## START Entries supplied
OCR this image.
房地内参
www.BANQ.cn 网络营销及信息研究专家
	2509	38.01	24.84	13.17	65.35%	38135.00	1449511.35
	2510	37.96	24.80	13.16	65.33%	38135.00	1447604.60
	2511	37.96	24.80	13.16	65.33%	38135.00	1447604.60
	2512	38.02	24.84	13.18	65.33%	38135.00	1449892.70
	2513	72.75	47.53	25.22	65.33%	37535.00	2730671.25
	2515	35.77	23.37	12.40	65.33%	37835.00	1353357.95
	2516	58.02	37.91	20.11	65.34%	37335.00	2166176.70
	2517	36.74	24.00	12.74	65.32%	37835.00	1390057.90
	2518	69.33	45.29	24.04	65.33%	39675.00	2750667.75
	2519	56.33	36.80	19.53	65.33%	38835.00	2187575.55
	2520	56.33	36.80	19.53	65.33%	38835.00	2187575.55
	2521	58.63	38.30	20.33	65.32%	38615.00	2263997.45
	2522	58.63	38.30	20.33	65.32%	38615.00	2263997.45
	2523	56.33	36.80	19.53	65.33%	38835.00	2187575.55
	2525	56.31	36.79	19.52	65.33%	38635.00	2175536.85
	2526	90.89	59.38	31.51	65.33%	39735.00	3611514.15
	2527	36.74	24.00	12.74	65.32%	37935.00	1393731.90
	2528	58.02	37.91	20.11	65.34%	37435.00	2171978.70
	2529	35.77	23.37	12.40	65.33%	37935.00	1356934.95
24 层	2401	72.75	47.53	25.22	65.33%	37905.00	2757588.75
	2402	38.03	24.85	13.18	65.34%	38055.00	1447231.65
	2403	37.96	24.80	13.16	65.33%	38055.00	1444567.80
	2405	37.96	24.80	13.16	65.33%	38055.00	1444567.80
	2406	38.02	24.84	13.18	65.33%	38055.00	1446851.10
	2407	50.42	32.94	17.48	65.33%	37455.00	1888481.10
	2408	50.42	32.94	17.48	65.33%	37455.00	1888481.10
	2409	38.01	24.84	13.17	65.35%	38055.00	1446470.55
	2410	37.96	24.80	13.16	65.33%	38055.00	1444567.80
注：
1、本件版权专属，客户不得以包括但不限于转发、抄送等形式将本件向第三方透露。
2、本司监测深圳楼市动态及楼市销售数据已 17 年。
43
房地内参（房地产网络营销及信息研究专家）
## END Entries supplied
## Task requirements
Repeat the listing exactly, from its first line to its last.

## The output
OCR this image.
房地内参
www.BANQ.cn 网络营销及信息研究专家
	2509	38.01	24.84	13.17	65.35%	38135.00	1449511.35
	2510	37.96	24.80	13.16	65.33%	38135.00	1447604.60
	2511	37.96	24.80	13.16	65.33%	38135.00	1447604.60
	2512	38.02	24.84	13.18	65.33%	38135.00	1449892.70
	2513	72.75	47.53	25.22	65.33%	37535.00	2730671.25
	2515	35.77	23.37	12.40	65.33%	37835.00	1353357.95
	2516	58.02	37.91	20.11	65.34%	37335.00	2166176.70
	2517	36.74	24.00	12.74	65.32%	37835.00	1390057.90
	2518	69.33	45.29	24.04	65.33%	39675.00	2750667.75
	2519	56.33	36.80	19.53	65.33%	38835.00	2187575.55
	2520	56.33	36.80	19.53	65.33%	38835.00	2187575.55
	2521	58.63	38.30	20.33	65.32%	38615.00	2263997.45
	2522	58.63	38.30	20.33	65.32%	38615.00	2263997.45
	2523	56.33	36.80	19.53	65.33%	38835.00	2187575.55
	2525	56.31	36.79	19.52	65.33%	38635.00	2175536.85
	2526	90.89	59.38	31.51	65.33%	39735.00	3611514.15
	2527	36.74	24.00	12.74	65.32%	37935.00	1393731.90
	2528	58.02	37.91	20.11	65.34%	37435.00	2171978.70
	2529	35.77	23.37	12.40	65.33%	37935.00	1356934.95
24 层	2401	72.75	47.53	25.22	65.33%	37905.00	2757588.75
	2402	38.03	24.85	13.18	65.34%	38055.00	1447231.65
	2403	37.96	24.80	13.16	65.33%	38055.00	1444567.80
	2405	37.96	24.80	13.16	65.33%	38055.00	1444567.80
	2406	38.02	24.84	13.18	65.33%	38055.00	1446851.10
	2407	50.42	32.94	17.48	65.33%	37455.00	1888481.10
	2408	50.42	32.94	17.48	65.33%	37455.00	1888481.10
	2409	38.01	24.84	13.17	65.35%	38055.00	1446470.55
	2410	37.96	24.80	13.16	65.33%	38055.00	1444567.80
注：
1、本件版权专属，客户不得以包括但不限于转发、抄送等形式将本件向第三方透露。
2、本司监测深圳楼市动态及楼市销售数据已 17 年。
43
房地内参（房地产网络营销及信息研究专家）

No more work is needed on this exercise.